● EXERCISE REQUIREMENTS:
Leave out the pictures and copy the remaining records exactly.

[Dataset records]
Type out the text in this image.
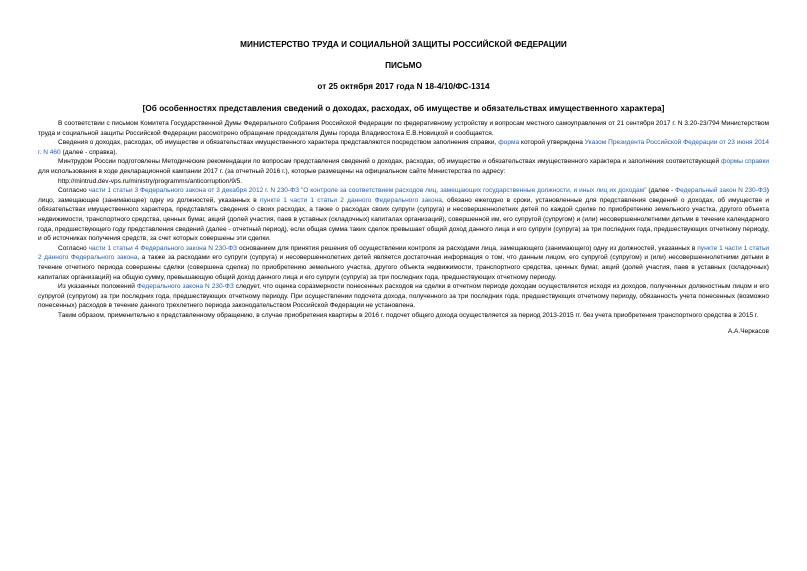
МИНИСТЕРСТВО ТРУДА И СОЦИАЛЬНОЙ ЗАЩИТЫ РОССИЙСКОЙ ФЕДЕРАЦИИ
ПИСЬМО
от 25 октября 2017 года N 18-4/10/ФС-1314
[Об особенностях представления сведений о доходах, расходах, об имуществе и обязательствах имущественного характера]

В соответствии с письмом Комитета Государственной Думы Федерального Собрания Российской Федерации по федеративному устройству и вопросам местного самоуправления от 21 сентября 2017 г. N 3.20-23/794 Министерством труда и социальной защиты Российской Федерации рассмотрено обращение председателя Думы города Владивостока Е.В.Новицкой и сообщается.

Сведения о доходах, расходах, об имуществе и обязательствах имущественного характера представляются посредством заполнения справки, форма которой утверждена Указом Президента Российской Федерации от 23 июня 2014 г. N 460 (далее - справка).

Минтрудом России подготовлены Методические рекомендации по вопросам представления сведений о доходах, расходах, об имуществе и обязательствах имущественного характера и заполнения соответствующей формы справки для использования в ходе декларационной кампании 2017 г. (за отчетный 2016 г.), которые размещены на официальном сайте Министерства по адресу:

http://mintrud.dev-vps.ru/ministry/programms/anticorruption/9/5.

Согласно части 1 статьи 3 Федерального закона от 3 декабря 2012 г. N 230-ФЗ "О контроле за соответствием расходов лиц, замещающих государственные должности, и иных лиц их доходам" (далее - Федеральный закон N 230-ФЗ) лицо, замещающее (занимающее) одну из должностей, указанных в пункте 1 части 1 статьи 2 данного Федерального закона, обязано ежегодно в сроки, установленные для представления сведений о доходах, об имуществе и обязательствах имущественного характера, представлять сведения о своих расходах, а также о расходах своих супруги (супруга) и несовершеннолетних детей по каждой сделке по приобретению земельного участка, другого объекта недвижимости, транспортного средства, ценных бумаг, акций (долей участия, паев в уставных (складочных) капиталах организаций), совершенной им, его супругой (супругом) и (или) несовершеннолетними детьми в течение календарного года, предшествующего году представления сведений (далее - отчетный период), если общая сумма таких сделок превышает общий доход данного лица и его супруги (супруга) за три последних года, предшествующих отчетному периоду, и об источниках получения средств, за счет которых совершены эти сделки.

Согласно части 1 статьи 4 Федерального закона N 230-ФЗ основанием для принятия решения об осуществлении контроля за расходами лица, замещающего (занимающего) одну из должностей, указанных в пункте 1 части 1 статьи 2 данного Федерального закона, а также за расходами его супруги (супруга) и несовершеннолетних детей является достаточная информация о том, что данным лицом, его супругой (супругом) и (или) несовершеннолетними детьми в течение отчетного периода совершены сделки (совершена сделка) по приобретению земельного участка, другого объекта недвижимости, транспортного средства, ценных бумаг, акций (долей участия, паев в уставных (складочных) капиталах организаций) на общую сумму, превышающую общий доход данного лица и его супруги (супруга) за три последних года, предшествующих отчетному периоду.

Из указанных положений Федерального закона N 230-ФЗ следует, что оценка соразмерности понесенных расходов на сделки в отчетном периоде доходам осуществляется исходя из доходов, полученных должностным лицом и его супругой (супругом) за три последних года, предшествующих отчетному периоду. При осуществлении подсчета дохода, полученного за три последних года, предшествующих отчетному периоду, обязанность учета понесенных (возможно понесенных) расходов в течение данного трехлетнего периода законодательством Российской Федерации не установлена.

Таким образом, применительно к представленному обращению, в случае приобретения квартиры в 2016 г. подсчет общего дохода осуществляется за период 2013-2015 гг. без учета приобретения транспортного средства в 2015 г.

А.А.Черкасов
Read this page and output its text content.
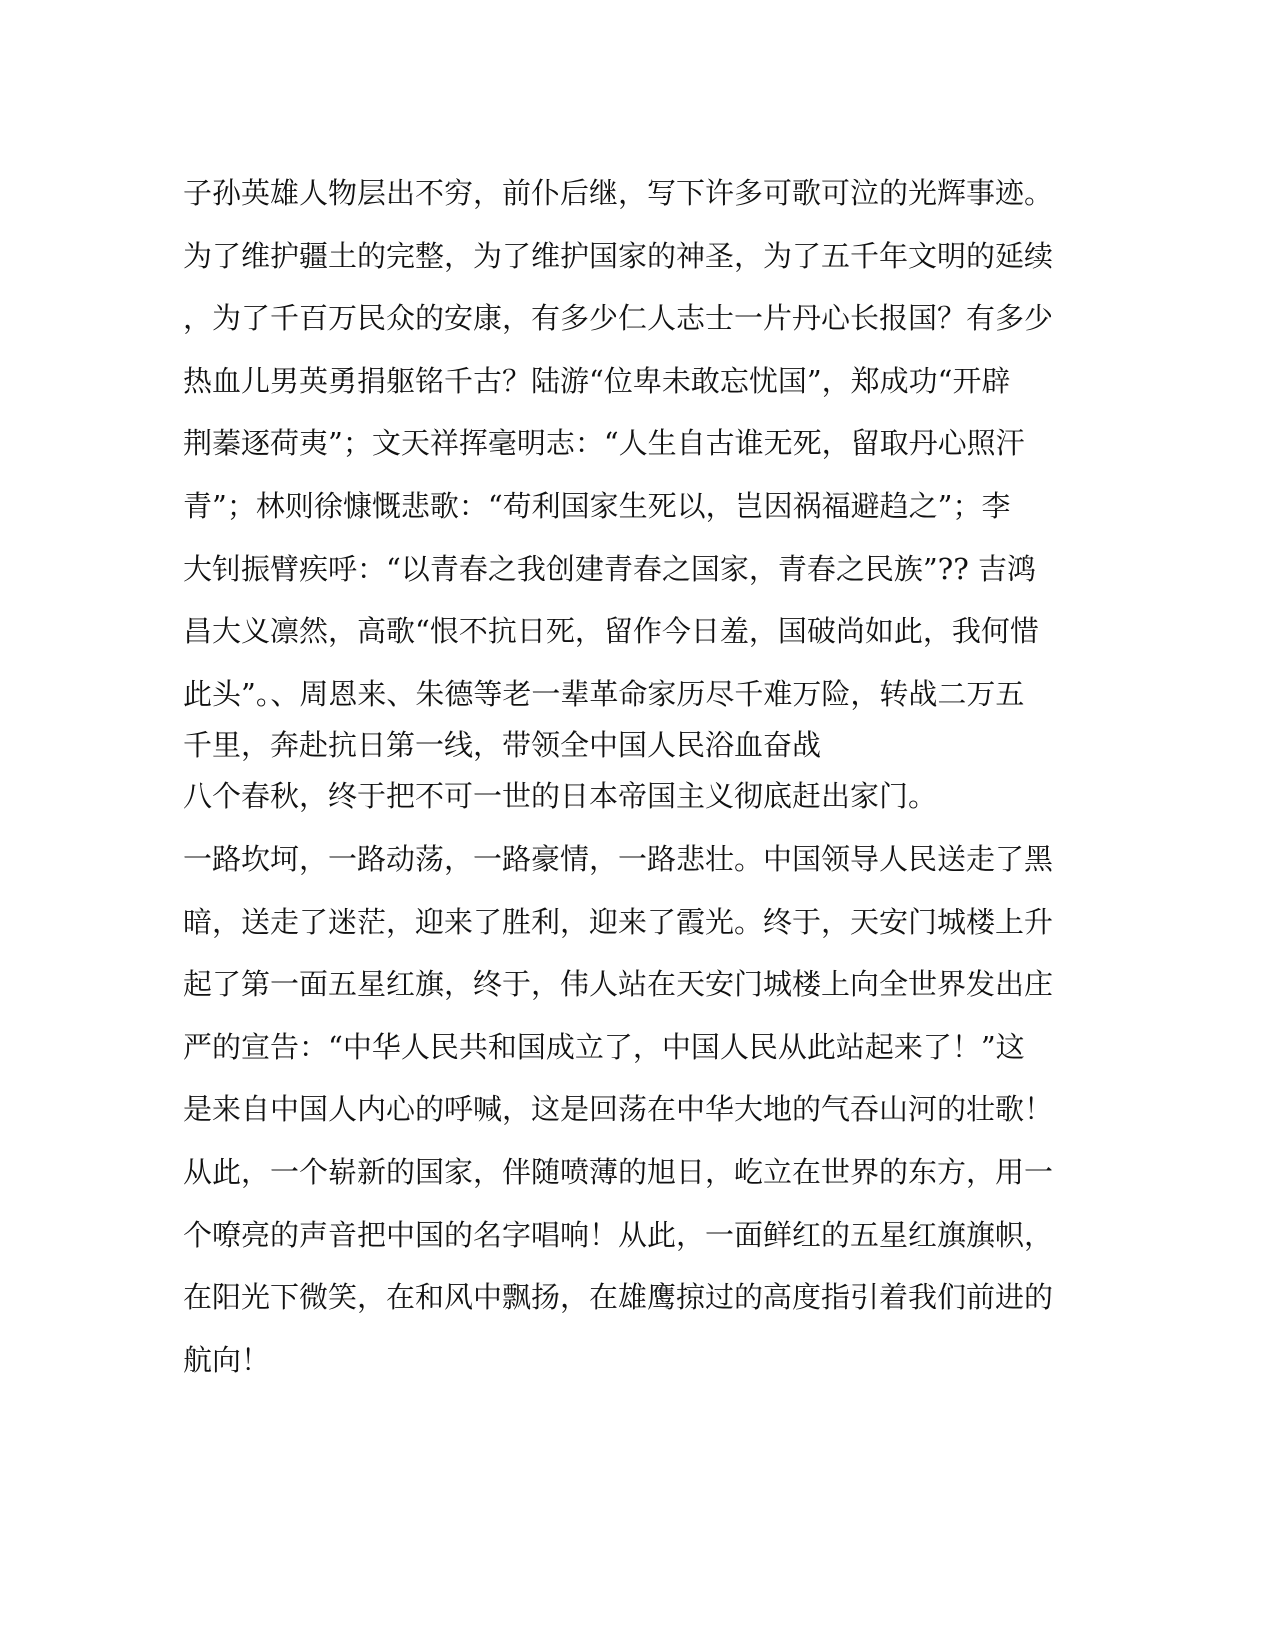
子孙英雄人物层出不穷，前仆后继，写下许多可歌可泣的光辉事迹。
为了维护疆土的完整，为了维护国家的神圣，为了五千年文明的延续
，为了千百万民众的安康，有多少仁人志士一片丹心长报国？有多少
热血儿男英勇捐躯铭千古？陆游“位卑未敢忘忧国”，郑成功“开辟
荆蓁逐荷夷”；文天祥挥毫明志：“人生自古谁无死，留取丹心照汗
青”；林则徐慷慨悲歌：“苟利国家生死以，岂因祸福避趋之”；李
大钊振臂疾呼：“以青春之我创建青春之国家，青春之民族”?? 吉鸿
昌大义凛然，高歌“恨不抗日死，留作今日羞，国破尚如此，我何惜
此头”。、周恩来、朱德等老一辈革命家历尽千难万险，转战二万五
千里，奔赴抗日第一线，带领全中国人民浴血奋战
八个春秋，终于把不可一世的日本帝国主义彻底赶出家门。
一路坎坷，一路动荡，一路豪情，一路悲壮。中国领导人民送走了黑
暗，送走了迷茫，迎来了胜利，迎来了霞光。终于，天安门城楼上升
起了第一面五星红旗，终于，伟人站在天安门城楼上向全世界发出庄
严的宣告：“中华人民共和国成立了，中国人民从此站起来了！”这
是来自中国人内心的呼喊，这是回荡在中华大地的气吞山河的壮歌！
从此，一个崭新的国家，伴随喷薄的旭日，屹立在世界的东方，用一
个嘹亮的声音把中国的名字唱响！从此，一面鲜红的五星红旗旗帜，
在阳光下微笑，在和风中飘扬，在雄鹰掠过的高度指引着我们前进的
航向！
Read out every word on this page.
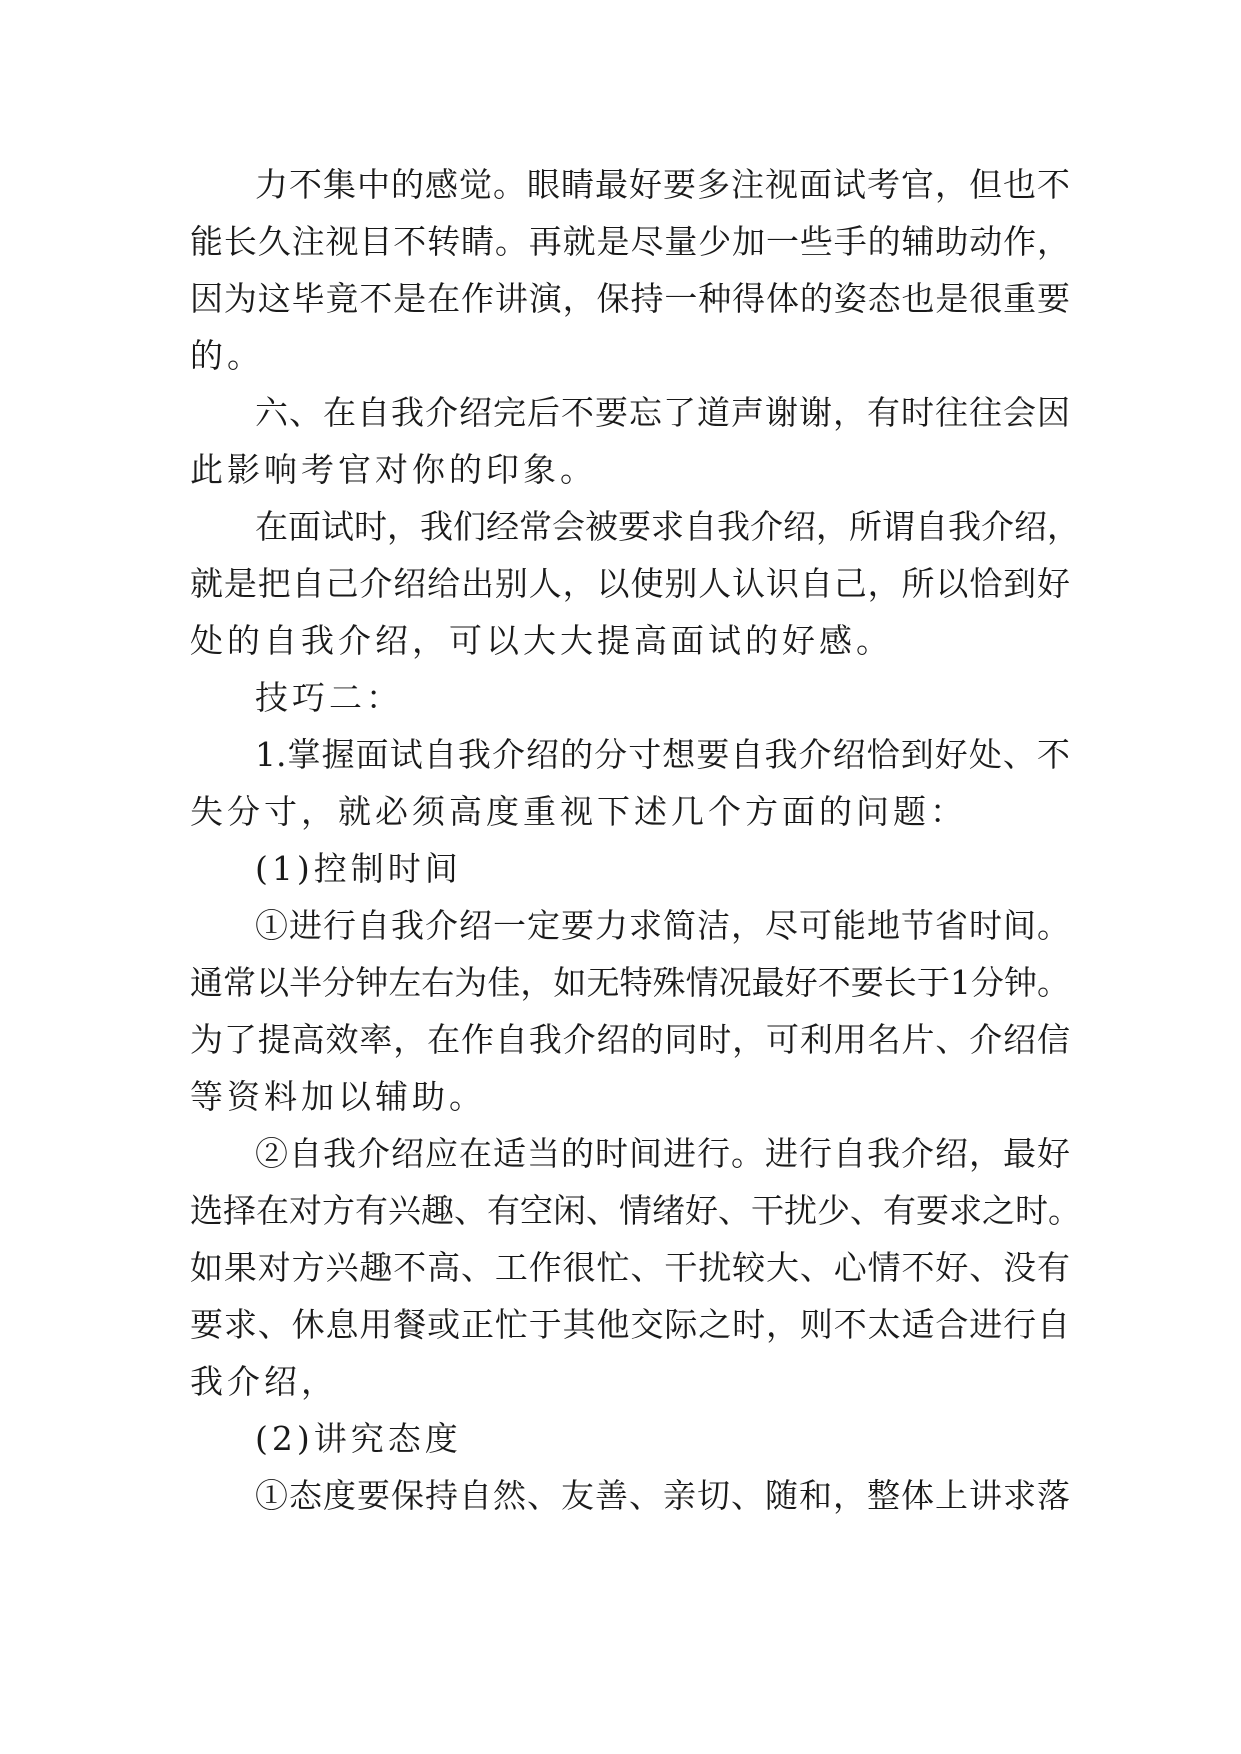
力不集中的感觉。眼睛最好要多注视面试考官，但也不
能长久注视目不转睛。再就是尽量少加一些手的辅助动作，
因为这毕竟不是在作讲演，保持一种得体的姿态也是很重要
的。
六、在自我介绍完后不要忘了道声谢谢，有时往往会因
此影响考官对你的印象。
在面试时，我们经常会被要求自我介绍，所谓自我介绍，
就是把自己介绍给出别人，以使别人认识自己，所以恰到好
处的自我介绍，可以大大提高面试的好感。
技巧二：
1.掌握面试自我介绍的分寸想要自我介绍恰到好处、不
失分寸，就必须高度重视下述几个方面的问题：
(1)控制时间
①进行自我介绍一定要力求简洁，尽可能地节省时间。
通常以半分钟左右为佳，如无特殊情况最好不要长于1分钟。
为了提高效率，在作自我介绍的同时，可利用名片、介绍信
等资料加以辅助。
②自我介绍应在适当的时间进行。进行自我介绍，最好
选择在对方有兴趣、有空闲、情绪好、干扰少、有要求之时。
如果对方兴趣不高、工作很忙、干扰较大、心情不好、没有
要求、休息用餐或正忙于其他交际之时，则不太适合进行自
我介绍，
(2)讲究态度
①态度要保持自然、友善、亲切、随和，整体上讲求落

● TASK RESPONSE:
Type out the text in this image.
МИНИСТЕРСТВО ТРУДА И СОЦИАЛЬНОЙ ЗАЩИТЫ РОССИЙСКОЙ ФЕДЕРАЦИИ
ПИСЬМО
от 25 октября 2017 года N 18-4/10/ФС-1314
[Об особенностях представления сведений о доходах, расходах, об имуществе и обязательствах имущественного характера]

В соответствии с письмом Комитета Государственной Думы Федерального Собрания Российской Федерации по федеративному устройству и вопросам местного самоуправления от 21 сентября 2017 г. N 3.20-23/794 Министерством труда и социальной защиты Российской Федерации рассмотрено обращение председателя Думы города Владивостока Е.В.Новицкой и сообщается.

Сведения о доходах, расходах, об имуществе и обязательствах имущественного характера представляются посредством заполнения справки, форма которой утверждена Указом Президента Российской Федерации от 23 июня 2014 г. N 460 (далее - справка).

Минтрудом России подготовлены Методические рекомендации по вопросам представления сведений о доходах, расходах, об имуществе и обязательствах имущественного характера и заполнения соответствующей формы справки для использования в ходе декларационной кампании 2017 г. (за отчетный 2016 г.), которые размещены на официальном сайте Министерства по адресу:

http://mintrud.dev-vps.ru/ministry/programms/anticorruption/9/5.

Согласно части 1 статьи 3 Федерального закона от 3 декабря 2012 г. N 230-ФЗ "О контроле за соответствием расходов лиц, замещающих государственные должности, и иных лиц их доходам" (далее - Федеральный закон N 230-ФЗ) лицо, замещающее (занимающее) одну из должностей, указанных в пункте 1 части 1 статьи 2 данного Федерального закона, обязано ежегодно в сроки, установленные для представления сведений о доходах, об имуществе и обязательствах имущественного характера, представлять сведения о своих расходах, а также о расходах своих супруги (супруга) и несовершеннолетних детей по каждой сделке по приобретению земельного участка, другого объекта недвижимости, транспортного средства, ценных бумаг, акций (долей участия, паев в уставных (складочных) капиталах организаций), совершенной им, его супругой (супругом) и (или) несовершеннолетними детьми в течение календарного года, предшествующего году представления сведений (далее - отчетный период), если общая сумма таких сделок превышает общий доход данного лица и его супруги (супруга) за три последних года, предшествующих отчетному периоду, и об источниках получения средств, за счет которых совершены эти сделки.

Согласно части 1 статьи 4 Федерального закона N 230-ФЗ основанием для принятия решения об осуществлении контроля за расходами лица, замещающего (занимающего) одну из должностей, указанных в пункте 1 части 1 статьи 2 данного Федерального закона, а также за расходами его супруги (супруга) и несовершеннолетних детей является достаточная информация о том, что данным лицом, его супругой (супругом) и (или) несовершеннолетними детьми в течение отчетного периода совершены сделки (совершена сделка) по приобретению земельного участка, другого объекта недвижимости, транспортного средства, ценных бумаг, акций (долей участия, паев в уставных (складочных) капиталах организаций) на общую сумму, превышающую общий доход данного лица и его супруги (супруга) за три последних года, предшествующих отчетному периоду.

Из указанных положений Федерального закона N 230-ФЗ следует, что оценка соразмерности понесенных расходов на сделки в отчетном периоде доходам осуществляется исходя из доходов, полученных должностным лицом и его супругой (супругом) за три последних года, предшествующих отчетному периоду. При осуществлении подсчета дохода, полученного за три последних года, предшествующих отчетному периоду, обязанность учета понесенных (возможно понесенных) расходов в течение данного трехлетнего периода законодательством Российской Федерации не установлена.

Таким образом, применительно к представленному обращению, в случае приобретения квартиры в 2016 г. подсчет общего дохода осуществляется за период 2013-2015 гг. без учета приобретения транспортного средства в 2015 г.

А.А.Черкасов
Read this page and output its text content.
子孙英雄人物层出不穷，前仆后继，写下许多可歌可泣的光辉事迹。
为了维护疆土的完整，为了维护国家的神圣，为了五千年文明的延续
，为了千百万民众的安康，有多少仁人志士一片丹心长报国？有多少
热血儿男英勇捐躯铭千古？陆游“位卑未敢忘忧国”，郑成功“开辟
荆蓁逐荷夷”；文天祥挥毫明志：“人生自古谁无死，留取丹心照汗
青”；林则徐慷慨悲歌：“苟利国家生死以，岂因祸福避趋之”；李
大钊振臂疾呼：“以青春之我创建青春之国家，青春之民族”?? 吉鸿
昌大义凛然，高歌“恨不抗日死，留作今日羞，国破尚如此，我何惜
此头”。、周恩来、朱德等老一辈革命家历尽千难万险，转战二万五
千里，奔赴抗日第一线，带领全中国人民浴血奋战
八个春秋，终于把不可一世的日本帝国主义彻底赶出家门。
一路坎坷，一路动荡，一路豪情，一路悲壮。中国领导人民送走了黑
暗，送走了迷茫，迎来了胜利，迎来了霞光。终于，天安门城楼上升
起了第一面五星红旗，终于，伟人站在天安门城楼上向全世界发出庄
严的宣告：“中华人民共和国成立了，中国人民从此站起来了！”这
是来自中国人内心的呼喊，这是回荡在中华大地的气吞山河的壮歌！
从此，一个崭新的国家，伴随喷薄的旭日，屹立在世界的东方，用一
个嘹亮的声音把中国的名字唱响！从此，一面鲜红的五星红旗旗帜，
在阳光下微笑，在和风中飘扬，在雄鹰掠过的高度指引着我们前进的
航向！
Read out every word on this page.
力不集中的感觉。眼睛最好要多注视面试考官，但也不
能长久注视目不转睛。再就是尽量少加一些手的辅助动作，
因为这毕竟不是在作讲演，保持一种得体的姿态也是很重要
的。
六、在自我介绍完后不要忘了道声谢谢，有时往往会因
此影响考官对你的印象。
在面试时，我们经常会被要求自我介绍，所谓自我介绍，
就是把自己介绍给出别人，以使别人认识自己，所以恰到好
处的自我介绍，可以大大提高面试的好感。
技巧二：
1.掌握面试自我介绍的分寸想要自我介绍恰到好处、不
失分寸，就必须高度重视下述几个方面的问题：
(1)控制时间
①进行自我介绍一定要力求简洁，尽可能地节省时间。
通常以半分钟左右为佳，如无特殊情况最好不要长于1分钟。
为了提高效率，在作自我介绍的同时，可利用名片、介绍信
等资料加以辅助。
②自我介绍应在适当的时间进行。进行自我介绍，最好
选择在对方有兴趣、有空闲、情绪好、干扰少、有要求之时。
如果对方兴趣不高、工作很忙、干扰较大、心情不好、没有
要求、休息用餐或正忙于其他交际之时，则不太适合进行自
我介绍，
(2)讲究态度
①态度要保持自然、友善、亲切、随和，整体上讲求落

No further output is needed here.